## Stated exercise
Your task is to repeat the lines below exactly, excluding any pictures they contain.

:::::

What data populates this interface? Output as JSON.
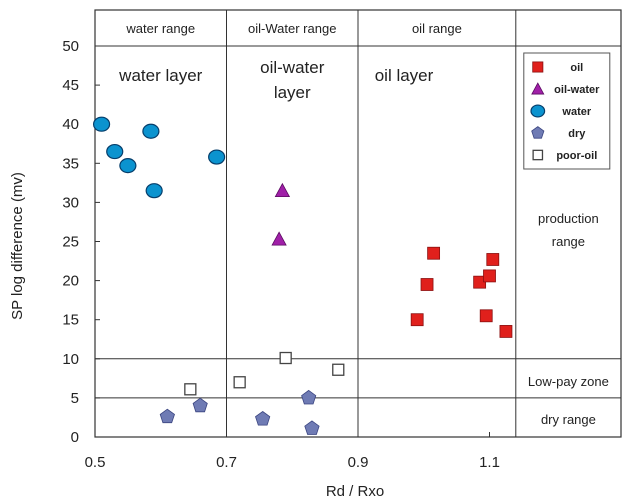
{
  "chart_data": {
    "type": "scatter",
    "xlabel": "Rd / Rxo",
    "ylabel": "SP log difference (mv)",
    "xlim": [
      0.5,
      1.3
    ],
    "ylim": [
      0,
      50
    ],
    "x_ticks": [
      "0.5",
      "0.7",
      "0.9",
      "1.1"
    ],
    "y_ticks": [
      "0",
      "5",
      "10",
      "15",
      "20",
      "25",
      "30",
      "35",
      "40",
      "45",
      "50"
    ],
    "legend_position": "top-right",
    "range_headers": [
      "water range",
      "oil-Water range",
      "oil range"
    ],
    "zone_labels": [
      "water layer",
      "oil-water layer",
      "oil layer"
    ],
    "side_labels": [
      "production range",
      "Low-pay zone",
      "dry range"
    ],
    "vertical_boundaries": [
      0.7,
      0.9,
      1.14
    ],
    "horizontal_boundaries": [
      5,
      10
    ],
    "series": [
      {
        "name": "oil",
        "marker": "square",
        "color": "#e0201c",
        "points": [
          [
            0.99,
            15.0
          ],
          [
            1.005,
            19.5
          ],
          [
            1.015,
            23.5
          ],
          [
            1.085,
            19.8
          ],
          [
            1.095,
            15.5
          ],
          [
            1.1,
            20.6
          ],
          [
            1.105,
            22.7
          ],
          [
            1.125,
            13.5
          ]
        ]
      },
      {
        "name": "oil-water",
        "marker": "triangle",
        "color": "#a020a8",
        "points": [
          [
            0.785,
            31.5
          ],
          [
            0.78,
            25.3
          ]
        ]
      },
      {
        "name": "water",
        "marker": "circle",
        "color": "#0b93cf",
        "points": [
          [
            0.51,
            40.0
          ],
          [
            0.53,
            36.5
          ],
          [
            0.55,
            34.7
          ],
          [
            0.585,
            39.1
          ],
          [
            0.59,
            31.5
          ],
          [
            0.685,
            35.8
          ]
        ]
      },
      {
        "name": "dry",
        "marker": "pentagon",
        "color": "#6f7bb4",
        "points": [
          [
            0.61,
            2.6
          ],
          [
            0.66,
            4.0
          ],
          [
            0.755,
            2.3
          ],
          [
            0.825,
            5.0
          ],
          [
            0.83,
            1.1
          ]
        ]
      },
      {
        "name": "poor-oil",
        "marker": "open-square",
        "color": "#444444",
        "points": [
          [
            0.645,
            6.1
          ],
          [
            0.72,
            7.0
          ],
          [
            0.79,
            10.1
          ],
          [
            0.87,
            8.6
          ]
        ]
      }
    ]
  }
}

:::::

## Result of the exercise
What data populates this interface? Output as JSON.
{
  "chart_data": {
    "type": "scatter",
    "xlabel": "Rd / Rxo",
    "ylabel": "SP log difference (mv)",
    "xlim": [
      0.5,
      1.3
    ],
    "ylim": [
      0,
      50
    ],
    "x_ticks": [
      "0.5",
      "0.7",
      "0.9",
      "1.1"
    ],
    "y_ticks": [
      "0",
      "5",
      "10",
      "15",
      "20",
      "25",
      "30",
      "35",
      "40",
      "45",
      "50"
    ],
    "legend_position": "top-right",
    "range_headers": [
      "water range",
      "oil-Water range",
      "oil range"
    ],
    "zone_labels": [
      "water layer",
      "oil-water layer",
      "oil layer"
    ],
    "side_labels": [
      "production range",
      "Low-pay zone",
      "dry range"
    ],
    "vertical_boundaries": [
      0.7,
      0.9,
      1.14
    ],
    "horizontal_boundaries": [
      5,
      10
    ],
    "series": [
      {
        "name": "oil",
        "marker": "square",
        "color": "#e0201c",
        "points": [
          [
            0.99,
            15.0
          ],
          [
            1.005,
            19.5
          ],
          [
            1.015,
            23.5
          ],
          [
            1.085,
            19.8
          ],
          [
            1.095,
            15.5
          ],
          [
            1.1,
            20.6
          ],
          [
            1.105,
            22.7
          ],
          [
            1.125,
            13.5
          ]
        ]
      },
      {
        "name": "oil-water",
        "marker": "triangle",
        "color": "#a020a8",
        "points": [
          [
            0.785,
            31.5
          ],
          [
            0.78,
            25.3
          ]
        ]
      },
      {
        "name": "water",
        "marker": "circle",
        "color": "#0b93cf",
        "points": [
          [
            0.51,
            40.0
          ],
          [
            0.53,
            36.5
          ],
          [
            0.55,
            34.7
          ],
          [
            0.585,
            39.1
          ],
          [
            0.59,
            31.5
          ],
          [
            0.685,
            35.8
          ]
        ]
      },
      {
        "name": "dry",
        "marker": "pentagon",
        "color": "#6f7bb4",
        "points": [
          [
            0.61,
            2.6
          ],
          [
            0.66,
            4.0
          ],
          [
            0.755,
            2.3
          ],
          [
            0.825,
            5.0
          ],
          [
            0.83,
            1.1
          ]
        ]
      },
      {
        "name": "poor-oil",
        "marker": "open-square",
        "color": "#444444",
        "points": [
          [
            0.645,
            6.1
          ],
          [
            0.72,
            7.0
          ],
          [
            0.79,
            10.1
          ],
          [
            0.87,
            8.6
          ]
        ]
      }
    ]
  }
}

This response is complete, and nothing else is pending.